■ What is asked: Search the material and gather each line with "paragraph" in it.
════════════════════
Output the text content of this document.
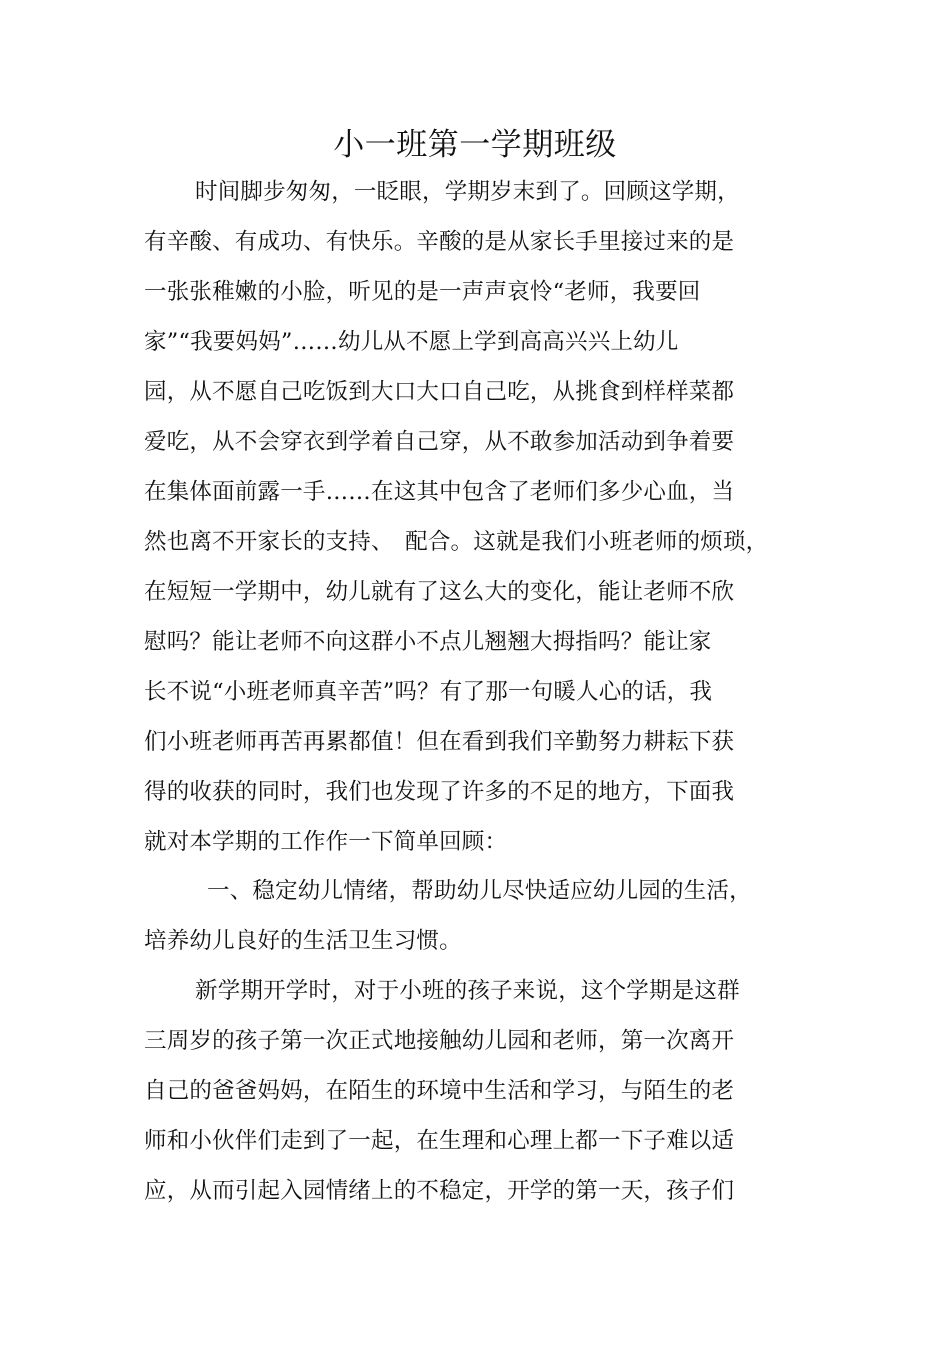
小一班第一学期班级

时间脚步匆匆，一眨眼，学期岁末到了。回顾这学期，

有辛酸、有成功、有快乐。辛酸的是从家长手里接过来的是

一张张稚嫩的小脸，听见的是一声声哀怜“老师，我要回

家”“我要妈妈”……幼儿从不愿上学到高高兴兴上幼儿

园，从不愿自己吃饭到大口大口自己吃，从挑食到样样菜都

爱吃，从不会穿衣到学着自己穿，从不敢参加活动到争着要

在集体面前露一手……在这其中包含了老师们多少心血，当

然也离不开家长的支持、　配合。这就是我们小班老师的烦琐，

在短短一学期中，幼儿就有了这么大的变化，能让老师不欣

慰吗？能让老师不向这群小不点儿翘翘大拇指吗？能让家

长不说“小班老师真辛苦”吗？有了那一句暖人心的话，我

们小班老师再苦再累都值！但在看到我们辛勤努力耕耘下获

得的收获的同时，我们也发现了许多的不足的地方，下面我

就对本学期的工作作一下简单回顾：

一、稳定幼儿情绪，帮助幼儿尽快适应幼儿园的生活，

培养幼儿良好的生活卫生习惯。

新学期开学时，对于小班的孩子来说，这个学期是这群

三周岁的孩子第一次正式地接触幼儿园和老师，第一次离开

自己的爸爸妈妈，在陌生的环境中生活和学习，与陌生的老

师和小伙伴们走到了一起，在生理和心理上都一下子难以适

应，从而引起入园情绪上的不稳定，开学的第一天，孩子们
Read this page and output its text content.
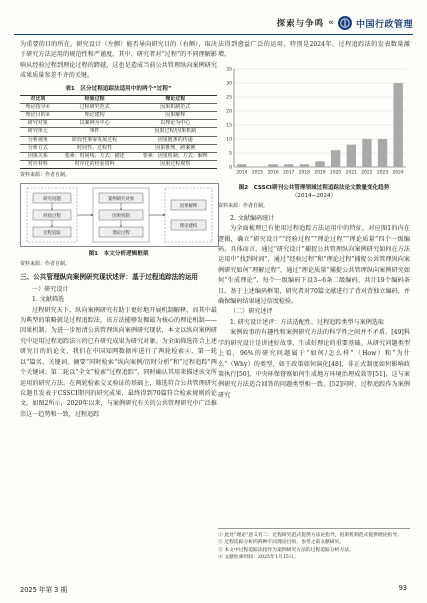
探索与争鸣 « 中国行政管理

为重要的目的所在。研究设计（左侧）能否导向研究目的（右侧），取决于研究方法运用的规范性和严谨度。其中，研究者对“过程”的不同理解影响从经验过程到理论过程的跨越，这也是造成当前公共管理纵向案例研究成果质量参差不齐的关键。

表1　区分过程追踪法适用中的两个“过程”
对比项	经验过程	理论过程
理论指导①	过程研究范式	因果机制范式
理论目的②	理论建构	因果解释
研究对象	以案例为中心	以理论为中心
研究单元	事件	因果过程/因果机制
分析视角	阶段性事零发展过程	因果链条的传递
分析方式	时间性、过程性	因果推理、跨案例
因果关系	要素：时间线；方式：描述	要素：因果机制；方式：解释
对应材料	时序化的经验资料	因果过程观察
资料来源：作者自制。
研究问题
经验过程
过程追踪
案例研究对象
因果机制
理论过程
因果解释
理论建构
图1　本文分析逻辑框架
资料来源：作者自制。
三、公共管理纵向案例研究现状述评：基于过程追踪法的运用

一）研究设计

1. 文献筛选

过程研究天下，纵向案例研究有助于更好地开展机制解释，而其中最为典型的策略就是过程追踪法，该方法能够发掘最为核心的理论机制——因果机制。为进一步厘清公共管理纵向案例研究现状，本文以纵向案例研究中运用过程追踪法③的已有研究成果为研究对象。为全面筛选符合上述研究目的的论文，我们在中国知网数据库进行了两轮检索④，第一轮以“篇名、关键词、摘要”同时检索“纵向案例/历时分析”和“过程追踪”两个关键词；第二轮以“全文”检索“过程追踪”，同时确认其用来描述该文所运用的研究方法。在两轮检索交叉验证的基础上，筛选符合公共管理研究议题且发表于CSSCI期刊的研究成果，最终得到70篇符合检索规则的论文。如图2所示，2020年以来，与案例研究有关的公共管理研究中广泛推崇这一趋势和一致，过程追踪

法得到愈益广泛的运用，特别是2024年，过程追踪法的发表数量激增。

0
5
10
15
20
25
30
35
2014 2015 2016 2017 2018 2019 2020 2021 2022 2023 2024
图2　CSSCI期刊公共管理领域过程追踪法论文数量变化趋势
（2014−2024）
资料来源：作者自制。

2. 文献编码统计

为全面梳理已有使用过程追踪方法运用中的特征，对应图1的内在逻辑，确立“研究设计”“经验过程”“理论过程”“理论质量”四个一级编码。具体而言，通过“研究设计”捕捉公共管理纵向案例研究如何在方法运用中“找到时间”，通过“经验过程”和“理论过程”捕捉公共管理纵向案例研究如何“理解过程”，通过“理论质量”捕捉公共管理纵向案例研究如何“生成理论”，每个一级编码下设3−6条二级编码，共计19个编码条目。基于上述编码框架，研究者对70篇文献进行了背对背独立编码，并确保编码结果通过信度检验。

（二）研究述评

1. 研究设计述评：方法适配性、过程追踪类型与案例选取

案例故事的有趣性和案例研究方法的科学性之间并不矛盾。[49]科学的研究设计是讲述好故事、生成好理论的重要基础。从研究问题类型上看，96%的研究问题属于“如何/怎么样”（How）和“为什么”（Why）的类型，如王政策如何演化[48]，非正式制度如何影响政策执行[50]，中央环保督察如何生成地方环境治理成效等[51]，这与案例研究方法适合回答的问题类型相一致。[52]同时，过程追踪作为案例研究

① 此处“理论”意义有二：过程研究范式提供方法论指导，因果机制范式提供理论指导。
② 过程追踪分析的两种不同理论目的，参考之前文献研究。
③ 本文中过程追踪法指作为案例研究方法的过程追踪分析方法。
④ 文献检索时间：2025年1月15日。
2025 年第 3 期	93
════════════════════
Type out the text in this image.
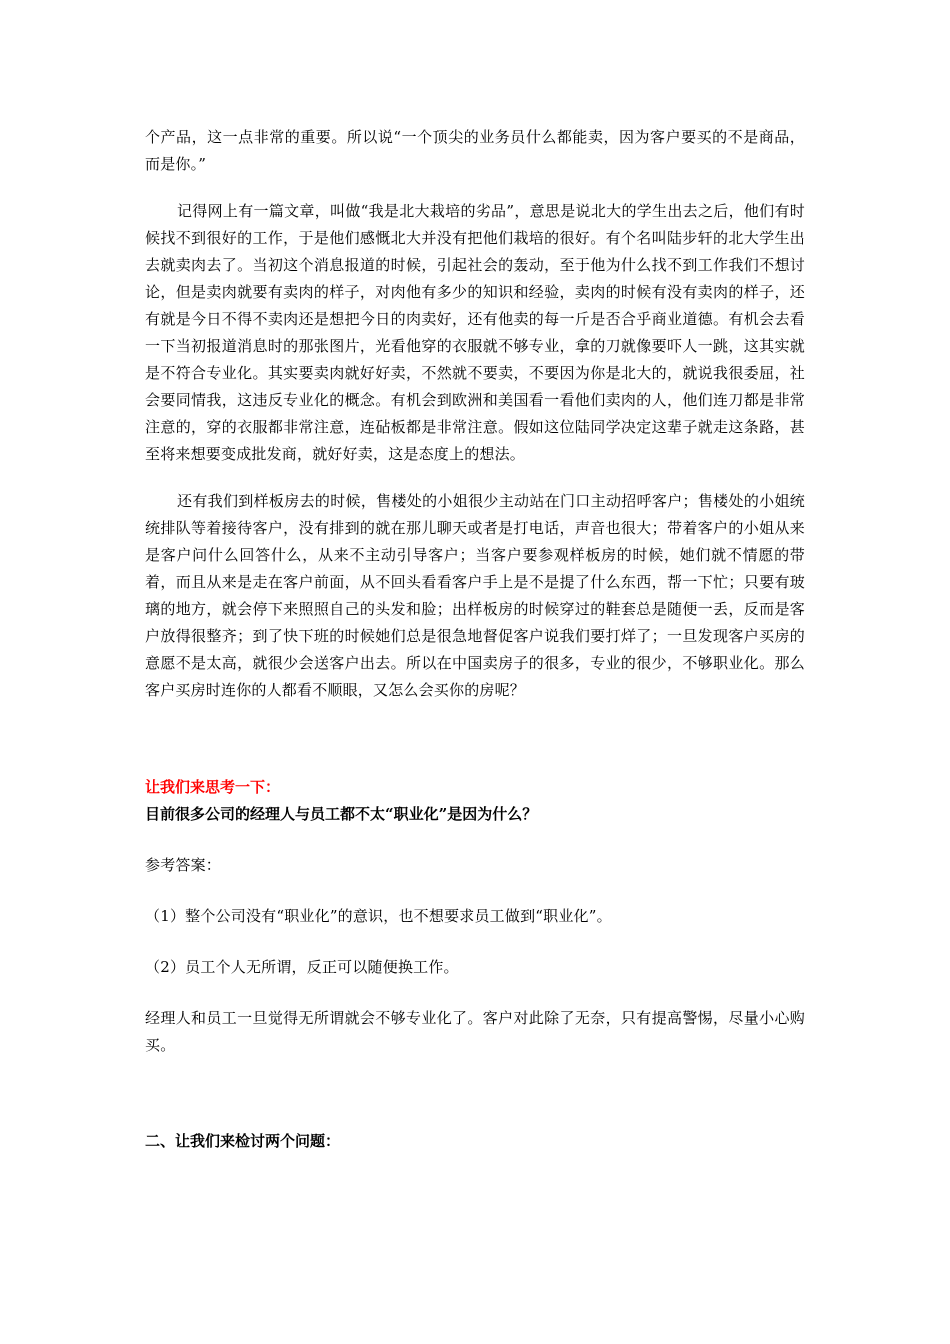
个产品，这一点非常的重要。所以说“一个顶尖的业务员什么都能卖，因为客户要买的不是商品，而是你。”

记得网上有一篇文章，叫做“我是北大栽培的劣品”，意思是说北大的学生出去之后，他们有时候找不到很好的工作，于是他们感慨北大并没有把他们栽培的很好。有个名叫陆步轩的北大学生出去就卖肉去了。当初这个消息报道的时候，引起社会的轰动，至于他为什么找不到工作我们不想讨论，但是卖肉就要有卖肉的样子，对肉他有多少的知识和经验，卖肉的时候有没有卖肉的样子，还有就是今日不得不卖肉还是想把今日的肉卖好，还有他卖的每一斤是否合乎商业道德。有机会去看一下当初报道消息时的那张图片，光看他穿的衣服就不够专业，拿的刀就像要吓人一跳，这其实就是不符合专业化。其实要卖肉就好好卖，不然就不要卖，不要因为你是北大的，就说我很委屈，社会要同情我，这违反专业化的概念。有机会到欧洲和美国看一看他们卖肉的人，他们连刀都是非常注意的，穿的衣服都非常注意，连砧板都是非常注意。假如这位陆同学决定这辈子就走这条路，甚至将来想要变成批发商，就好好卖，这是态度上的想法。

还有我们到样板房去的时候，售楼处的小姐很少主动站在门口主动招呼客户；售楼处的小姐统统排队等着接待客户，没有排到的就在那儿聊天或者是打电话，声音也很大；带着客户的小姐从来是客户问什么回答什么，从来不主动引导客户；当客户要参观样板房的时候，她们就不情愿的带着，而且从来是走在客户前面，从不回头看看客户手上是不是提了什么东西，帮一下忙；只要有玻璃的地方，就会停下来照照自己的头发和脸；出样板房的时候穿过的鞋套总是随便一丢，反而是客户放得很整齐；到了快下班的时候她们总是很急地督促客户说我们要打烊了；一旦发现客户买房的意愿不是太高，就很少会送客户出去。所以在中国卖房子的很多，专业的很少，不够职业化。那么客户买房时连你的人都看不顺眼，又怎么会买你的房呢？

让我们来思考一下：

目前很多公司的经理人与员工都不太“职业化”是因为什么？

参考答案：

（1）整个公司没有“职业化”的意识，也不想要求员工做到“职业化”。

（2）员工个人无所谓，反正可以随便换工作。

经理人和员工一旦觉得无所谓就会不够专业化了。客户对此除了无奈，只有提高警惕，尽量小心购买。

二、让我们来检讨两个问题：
════════════════════
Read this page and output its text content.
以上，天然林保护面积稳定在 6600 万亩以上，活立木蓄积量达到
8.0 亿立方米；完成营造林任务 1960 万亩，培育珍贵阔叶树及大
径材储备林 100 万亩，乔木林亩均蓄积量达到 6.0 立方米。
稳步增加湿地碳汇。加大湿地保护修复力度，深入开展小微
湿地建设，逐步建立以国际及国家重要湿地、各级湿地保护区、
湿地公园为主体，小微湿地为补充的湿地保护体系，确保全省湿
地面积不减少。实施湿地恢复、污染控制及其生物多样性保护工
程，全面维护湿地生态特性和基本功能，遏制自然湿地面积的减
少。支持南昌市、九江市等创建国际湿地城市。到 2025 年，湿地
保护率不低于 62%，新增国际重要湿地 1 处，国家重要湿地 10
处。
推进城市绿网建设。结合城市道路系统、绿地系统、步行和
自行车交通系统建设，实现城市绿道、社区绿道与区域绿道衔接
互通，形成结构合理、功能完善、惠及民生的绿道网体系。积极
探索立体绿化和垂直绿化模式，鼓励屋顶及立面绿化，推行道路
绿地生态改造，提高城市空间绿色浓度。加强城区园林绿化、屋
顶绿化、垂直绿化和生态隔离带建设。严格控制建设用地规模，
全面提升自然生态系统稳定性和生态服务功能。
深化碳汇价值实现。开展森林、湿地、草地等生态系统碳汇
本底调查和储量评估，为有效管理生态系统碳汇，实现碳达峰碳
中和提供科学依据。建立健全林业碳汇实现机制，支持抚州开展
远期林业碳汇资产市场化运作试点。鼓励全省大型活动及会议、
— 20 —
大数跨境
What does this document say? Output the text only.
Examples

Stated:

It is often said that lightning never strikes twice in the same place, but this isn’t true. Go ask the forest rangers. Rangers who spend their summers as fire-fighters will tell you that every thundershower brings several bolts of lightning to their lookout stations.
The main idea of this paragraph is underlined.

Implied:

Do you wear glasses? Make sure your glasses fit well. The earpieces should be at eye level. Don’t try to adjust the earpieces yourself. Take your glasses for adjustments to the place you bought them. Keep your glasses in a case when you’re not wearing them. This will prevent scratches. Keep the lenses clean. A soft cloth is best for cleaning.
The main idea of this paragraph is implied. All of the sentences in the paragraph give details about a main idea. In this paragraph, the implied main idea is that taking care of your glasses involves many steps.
════════════════════
■ Output of the task:
The main idea of this paragraph is underlined.
The main idea of this paragraph is implied. All of the sentences in the paragraph give details about a main idea. In this paragraph, the implied main idea is that taking care of your glasses involves many steps.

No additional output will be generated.